— START OF Extracted records —

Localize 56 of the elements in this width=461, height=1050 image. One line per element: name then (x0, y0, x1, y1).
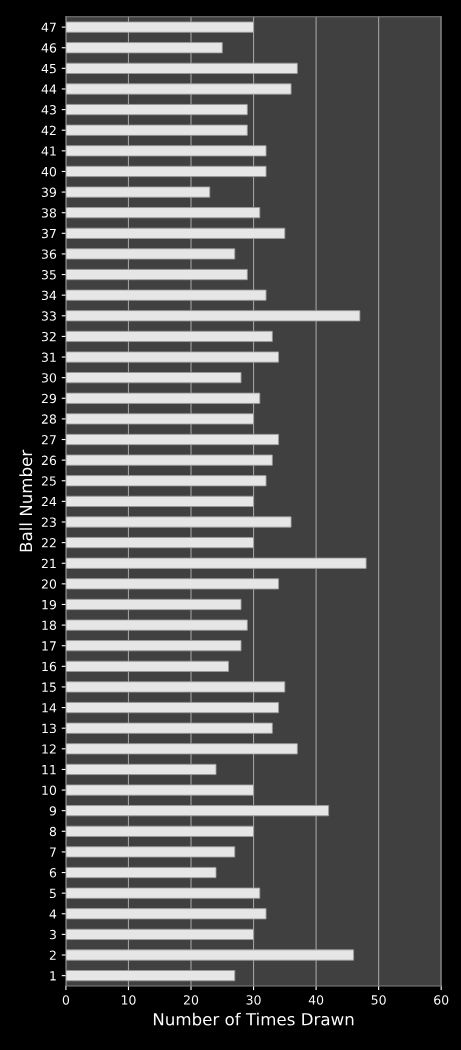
y-tick-label: 5 (49, 888, 56, 899)
x-tick-label: 40 (308, 995, 324, 1005)
x-tick-label: 20 (183, 995, 199, 1005)
y-tick-label: 43 (41, 105, 56, 115)
y-tick-label: 12 (42, 744, 56, 754)
y-tick-label: 22 (41, 538, 56, 548)
y-tick-label: 20 (41, 579, 57, 589)
y-tick-label: 27 (41, 434, 56, 445)
y-tick-label: 36 (41, 249, 57, 259)
y-tick-label: 23 (41, 517, 56, 527)
y-tick-label: 29 (41, 393, 57, 404)
y-tick-label: 7 (49, 847, 56, 857)
x-axis-title: Number of Times Drawn (153, 1012, 354, 1026)
y-tick-label: 10 (42, 785, 57, 795)
y-tick-label: 31 (41, 352, 56, 362)
y-tick-label: 9 (49, 806, 57, 816)
y-tick-label: 30 (41, 373, 57, 383)
x-tick-label: 50 (371, 995, 386, 1005)
y-tick-label: 39 (41, 187, 57, 197)
y-tick-label: 14 (42, 703, 57, 713)
y-tick-label: 2 (49, 950, 56, 960)
y-tick-label: 8 (49, 826, 57, 837)
y-tick-label: 33 (41, 311, 56, 321)
y-tick-label: 45 (41, 63, 56, 74)
y-tick-label: 41 (41, 146, 56, 156)
y-tick-label: 13 (42, 723, 56, 734)
y-tick-label: 3 (49, 929, 56, 940)
y-axis-title: Ball Number (19, 449, 33, 552)
y-tick-label: 34 (41, 290, 57, 301)
y-tick-label: 21 (41, 558, 56, 568)
y-tick-label: 18 (42, 620, 57, 631)
y-tick-label: 11 (42, 765, 56, 775)
y-tick-label: 40 (41, 166, 57, 177)
y-tick-label: 19 (42, 599, 57, 610)
x-tick-label: 0 (62, 995, 70, 1005)
y-tick-label: 32 (41, 331, 56, 342)
y-tick-label: 15 (42, 682, 56, 692)
y-tick-label: 47 (41, 22, 56, 32)
x-tick-label: 30 (246, 995, 261, 1005)
y-tick-label: 4 (49, 909, 57, 919)
y-tick-label: 28 (41, 414, 57, 424)
y-tick-label: 38 (41, 208, 57, 218)
y-tick-label: 26 (41, 455, 57, 466)
y-tick-label: 6 (49, 868, 57, 878)
y-tick-label: 42 (41, 125, 56, 135)
x-tick-label: 60 (434, 995, 449, 1005)
y-tick-label: 1 (50, 971, 56, 981)
y-tick-label: 17 (42, 641, 56, 651)
x-tick-label: 10 (121, 995, 136, 1005)
y-tick-label: 24 (41, 496, 57, 507)
y-tick-label: 16 (42, 661, 57, 672)
y-tick-label: 25 (41, 476, 56, 486)
y-tick-label: 37 (41, 228, 56, 239)
y-tick-label: 46 (41, 43, 57, 53)
y-tick-label: 35 (41, 270, 56, 280)
y-tick-label: 44 (41, 84, 57, 94)
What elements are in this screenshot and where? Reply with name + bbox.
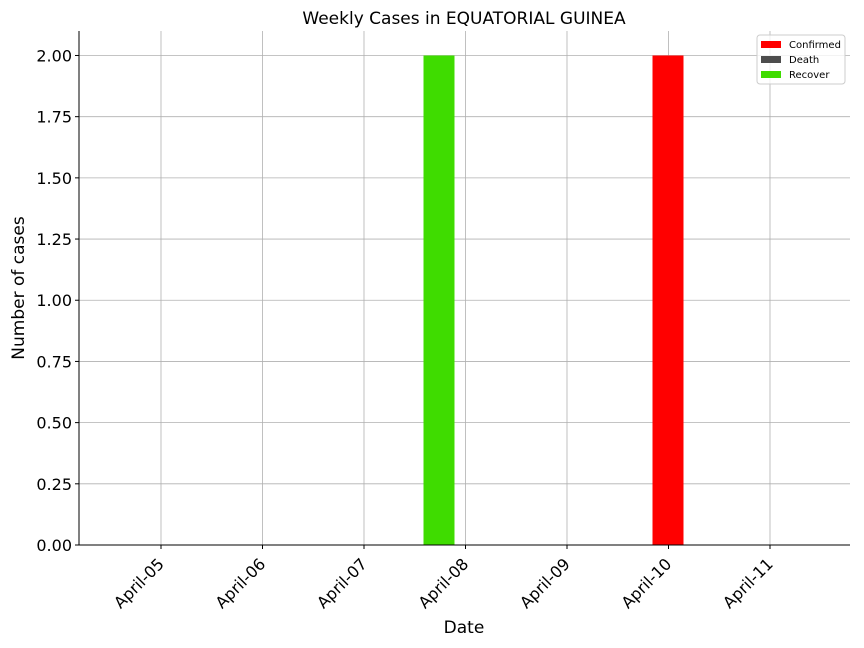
y-tick-label: 0.00 xyxy=(36,536,72,555)
bars xyxy=(423,55,684,545)
legend-swatch-death xyxy=(761,56,781,63)
grid-lines xyxy=(79,31,850,546)
axes xyxy=(78,31,850,546)
legend-swatch-recover xyxy=(761,71,781,78)
bar-recover-april-08 xyxy=(423,55,455,545)
y-tick-label: 0.75 xyxy=(36,352,72,371)
legend-label-death: Death xyxy=(789,55,819,66)
x-tick-label: April-06 xyxy=(212,554,270,612)
x-tick-label: April-09 xyxy=(516,554,574,612)
y-axis-label: Number of cases xyxy=(9,216,29,360)
x-axis-label: Date xyxy=(444,618,485,638)
x-tick-label: April-08 xyxy=(415,554,473,612)
bar-confirmed-april-10 xyxy=(652,55,684,545)
y-tick-label: 1.00 xyxy=(36,291,72,310)
y-tick-label: 0.25 xyxy=(36,475,72,494)
legend-swatch-confirmed xyxy=(761,41,781,48)
y-tick-label: 1.25 xyxy=(36,230,72,249)
y-tick-label: 2.00 xyxy=(36,46,72,65)
legend: Confirmed Death Recover xyxy=(756,34,846,85)
x-tick-labels: April-05 April-06 April-07 April-08 April-09… xyxy=(110,545,777,612)
legend-label-recover: Recover xyxy=(789,70,830,81)
y-tick-label: 0.50 xyxy=(36,414,72,433)
y-tick-labels: 0.00 0.25 0.50 0.75 1.00 1.25 1.50 1.75 2.00 xyxy=(36,46,79,555)
y-tick-label: 1.50 xyxy=(36,169,72,188)
x-tick-label: April-05 xyxy=(110,554,168,612)
y-tick-label: 1.75 xyxy=(36,108,72,127)
chart-title: Weekly Cases in EQUATORIAL GUINEA xyxy=(302,9,626,29)
x-tick-label: April-10 xyxy=(618,554,676,612)
legend-label-confirmed: Confirmed xyxy=(789,40,841,51)
x-tick-label: April-07 xyxy=(313,554,371,612)
x-tick-label: April-11 xyxy=(719,554,777,612)
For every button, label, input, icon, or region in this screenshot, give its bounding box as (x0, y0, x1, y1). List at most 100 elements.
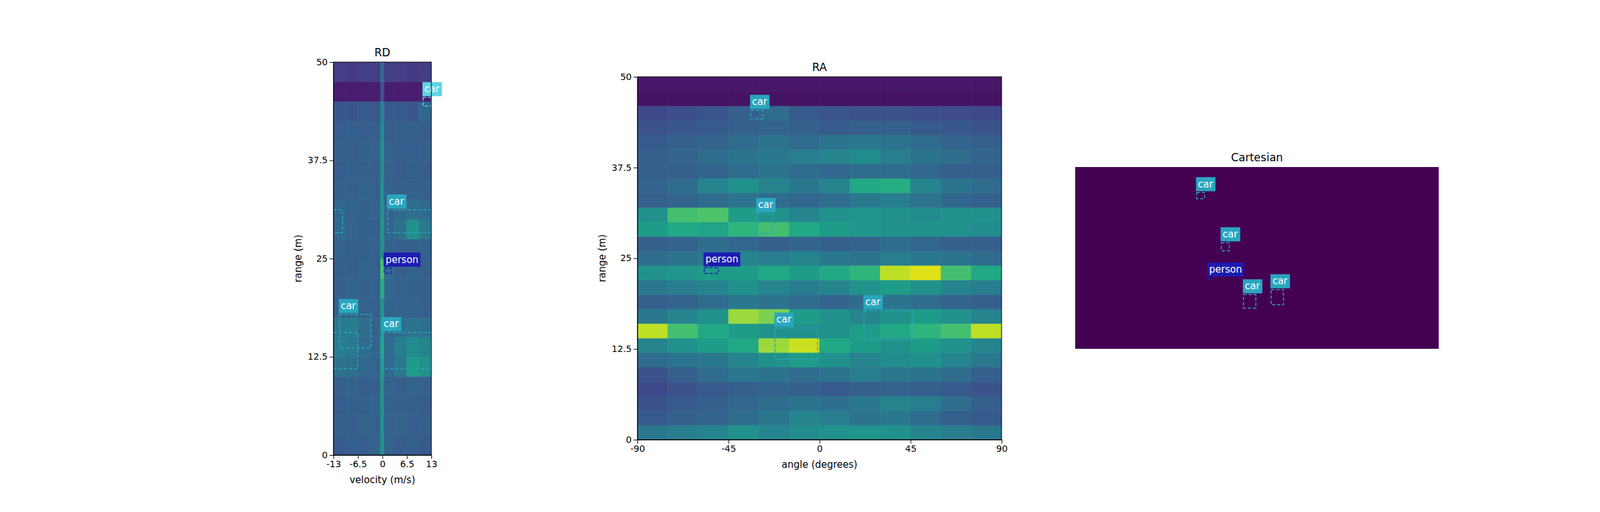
heatmap-cell (369, 62, 381, 82)
heatmap-cell (380, 62, 385, 82)
heatmap-cell (698, 105, 729, 121)
heatmap-cell (419, 62, 432, 82)
heatmap-cell (789, 91, 820, 107)
heatmap-cell (880, 396, 911, 411)
heatmap-cell (880, 120, 911, 136)
heatmap-cell (910, 163, 941, 179)
heatmap-cell (384, 219, 395, 240)
tick-label: -45 (721, 443, 736, 454)
heatmap-cell (667, 323, 698, 339)
heatmap-cell (910, 135, 941, 150)
heatmap-cell (698, 352, 729, 368)
heatmap-cell (819, 178, 850, 194)
heatmap-cell (667, 135, 698, 150)
tick-label: 0 (817, 443, 824, 454)
box-label-bg (422, 81, 442, 96)
heatmap-cell (728, 135, 759, 150)
heatmap-cell (940, 207, 971, 223)
heatmap-cell (910, 396, 941, 411)
y-axis-title: range (m) (596, 234, 608, 283)
tick-mark (633, 167, 638, 169)
heatmap-cell (637, 135, 668, 150)
box-label: person (703, 252, 740, 267)
x-axis-title: angle (degrees) (781, 458, 857, 471)
heatmap-cell (419, 416, 432, 436)
heatmap-cell (419, 140, 432, 161)
heatmap-cell (637, 265, 668, 281)
heatmap-cell (971, 149, 1002, 164)
box-label: car (386, 194, 406, 209)
heatmap-cell (819, 265, 850, 281)
heatmap-cell (971, 410, 1002, 426)
heatmap-cell (971, 367, 1002, 383)
box-label-bg (863, 295, 883, 310)
heatmap-cell (394, 101, 408, 121)
heatmap-cell (880, 149, 911, 164)
tick-mark (633, 258, 638, 260)
heatmap-cell (394, 219, 408, 240)
heatmap-cell (880, 192, 911, 208)
heatmap-cell (1075, 167, 1439, 349)
tick: 0 (321, 449, 334, 461)
heatmap-cell (910, 222, 941, 237)
heatmap-cell (384, 101, 395, 121)
heatmap-cell (971, 105, 1002, 121)
tick: -45 (721, 439, 736, 454)
tick: -13 (326, 455, 342, 470)
heatmap-cell (667, 294, 698, 310)
heatmap-cell (698, 163, 729, 179)
heatmap-cell (728, 163, 759, 179)
heatmap-cell (971, 250, 1002, 266)
heatmap-cell (637, 424, 668, 440)
heatmap-cell (369, 337, 381, 358)
heatmap-cell (819, 207, 850, 223)
heatmap-cell (667, 105, 698, 121)
heatmap-cell (407, 140, 420, 161)
heatmap-cell (384, 140, 395, 161)
heatmap-cell (849, 192, 880, 208)
heatmap-cell (345, 357, 358, 377)
heatmap-cell (333, 62, 346, 82)
heatmap-cell (369, 416, 381, 436)
heatmap-cell (698, 135, 729, 150)
title: RA (812, 60, 827, 74)
heatmap-cell (728, 424, 759, 440)
x-axis: -13-6.506.513 (326, 455, 438, 470)
figure: carcarpersoncarcarRD-13-6.506.513012.525… (0, 0, 1600, 512)
heatmap-cell (357, 160, 370, 181)
heatmap-cell (789, 149, 820, 164)
heatmap-cell (849, 135, 880, 150)
heatmap-cell (789, 367, 820, 383)
heatmap-cell (333, 140, 346, 161)
axis-line (329, 62, 335, 456)
heatmap-cell (419, 278, 432, 299)
heatmap-cell (759, 250, 790, 266)
heatmap-cell (698, 178, 729, 194)
heatmap-cell (759, 163, 790, 179)
heatmap-cell (345, 416, 358, 436)
heatmap-cell (849, 410, 880, 426)
heatmap-cell (971, 207, 1002, 223)
heatmap-cell (759, 222, 790, 237)
heatmap-cell (789, 105, 820, 121)
heatmap-cell (369, 278, 381, 299)
heatmap-cell (698, 323, 729, 339)
heatmap-cell (394, 160, 408, 181)
heatmap-cell (971, 178, 1002, 194)
heatmap-cell (910, 410, 941, 426)
box-label-text: car (388, 195, 404, 208)
heatmap-cell (789, 250, 820, 266)
heatmap-cell (819, 381, 850, 397)
tick-mark (329, 357, 334, 358)
heatmap-cell (759, 410, 790, 426)
heatmap-cell (667, 396, 698, 411)
box-labels: carcarpersoncarcar (703, 94, 883, 327)
heatmap-cell (940, 381, 971, 397)
heatmap-cell (728, 236, 759, 251)
heatmap-cell (333, 376, 346, 397)
heatmap-cell (819, 396, 850, 411)
heatmap-cell (849, 91, 880, 107)
heatmap-cell (419, 219, 432, 240)
heatmap-cell (637, 76, 668, 92)
tick-label: 13 (426, 458, 438, 470)
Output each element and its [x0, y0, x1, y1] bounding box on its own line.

— END OF Extracted records —

* [Problem] Please copy out everything in the entries from the line containing "y-tick-label: 5 (49, 888, 56, 899)" down to the line containing "y-tick-label: 7 (49, 847, 56, 857)", including both of those lines.

* [Finished answer]
y-tick-label: 5 (49, 888, 56, 899)
x-tick-label: 40 (308, 995, 324, 1005)
x-tick-label: 20 (183, 995, 199, 1005)
y-tick-label: 43 (41, 105, 56, 115)
y-tick-label: 12 (42, 744, 56, 754)
y-tick-label: 22 (41, 538, 56, 548)
y-tick-label: 20 (41, 579, 57, 589)
y-tick-label: 27 (41, 434, 56, 445)
y-tick-label: 36 (41, 249, 57, 259)
y-tick-label: 23 (41, 517, 56, 527)
y-tick-label: 29 (41, 393, 57, 404)
y-tick-label: 7 (49, 847, 56, 857)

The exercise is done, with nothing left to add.